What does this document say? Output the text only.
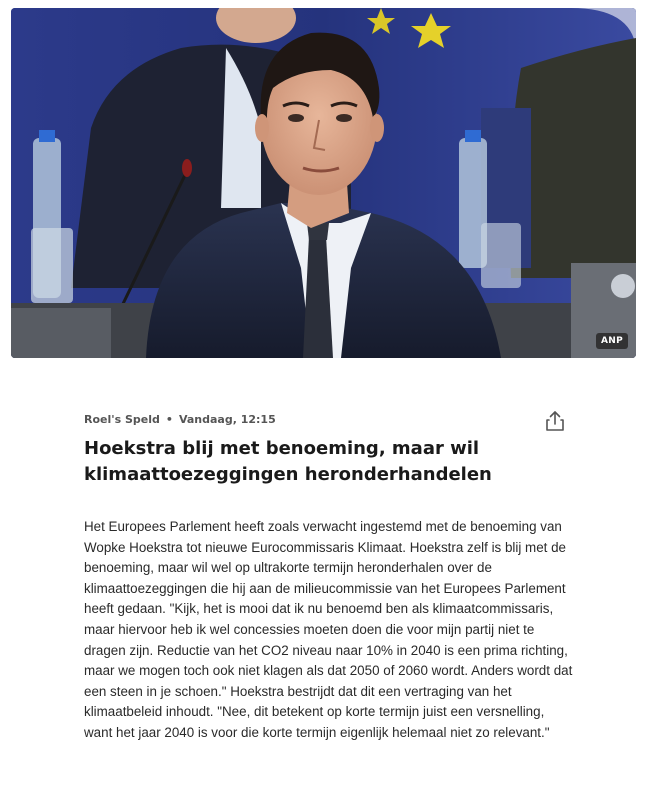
ANP
Roel's Speld • Vandaag, 12:15
Hoekstra blij met benoeming, maar wil klimaattoezeggingen heronderhandelen

Het Europees Parlement heeft zoals verwacht ingestemd met de benoeming van Wopke Hoekstra tot nieuwe Eurocommissaris Klimaat. Hoekstra zelf is blij met de benoeming, maar wil wel op ultrakorte termijn heronderhalen over de klimaattoezeggingen die hij aan de milieucommissie van het Europees Parlement heeft gedaan. "Kijk, het is mooi dat ik nu benoemd ben als klimaatcommissaris, maar hiervoor heb ik wel concessies moeten doen die voor mijn partij niet te dragen zijn. Reductie van het CO2 niveau naar 10% in 2040 is een prima richting, maar we mogen toch ook niet klagen als dat 2050 of 2060 wordt. Anders wordt dat een steen in je schoen." Hoekstra bestrijdt dat dit een vertraging van het klimaatbeleid inhoudt. "Nee, dit betekent op korte termijn juist een versnelling, want het jaar 2040 is voor die korte termijn eigenlijk helemaal niet zo relevant."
__________
# What you are asked to do:
Output the records above exactly; leave out the pictures.

# Result for this task:
What does this document say? Output the text only.
ANP
Roel's Speld • Vandaag, 12:15
Hoekstra blij met benoeming, maar wil klimaattoezeggingen heronderhandelen

Het Europees Parlement heeft zoals verwacht ingestemd met de benoeming van Wopke Hoekstra tot nieuwe Eurocommissaris Klimaat. Hoekstra zelf is blij met de benoeming, maar wil wel op ultrakorte termijn heronderhalen over de klimaattoezeggingen die hij aan de milieucommissie van het Europees Parlement heeft gedaan. "Kijk, het is mooi dat ik nu benoemd ben als klimaatcommissaris, maar hiervoor heb ik wel concessies moeten doen die voor mijn partij niet te dragen zijn. Reductie van het CO2 niveau naar 10% in 2040 is een prima richting, maar we mogen toch ook niet klagen als dat 2050 of 2060 wordt. Anders wordt dat een steen in je schoen." Hoekstra bestrijdt dat dit een vertraging van het klimaatbeleid inhoudt. "Nee, dit betekent op korte termijn juist een versnelling, want het jaar 2040 is voor die korte termijn eigenlijk helemaal niet zo relevant."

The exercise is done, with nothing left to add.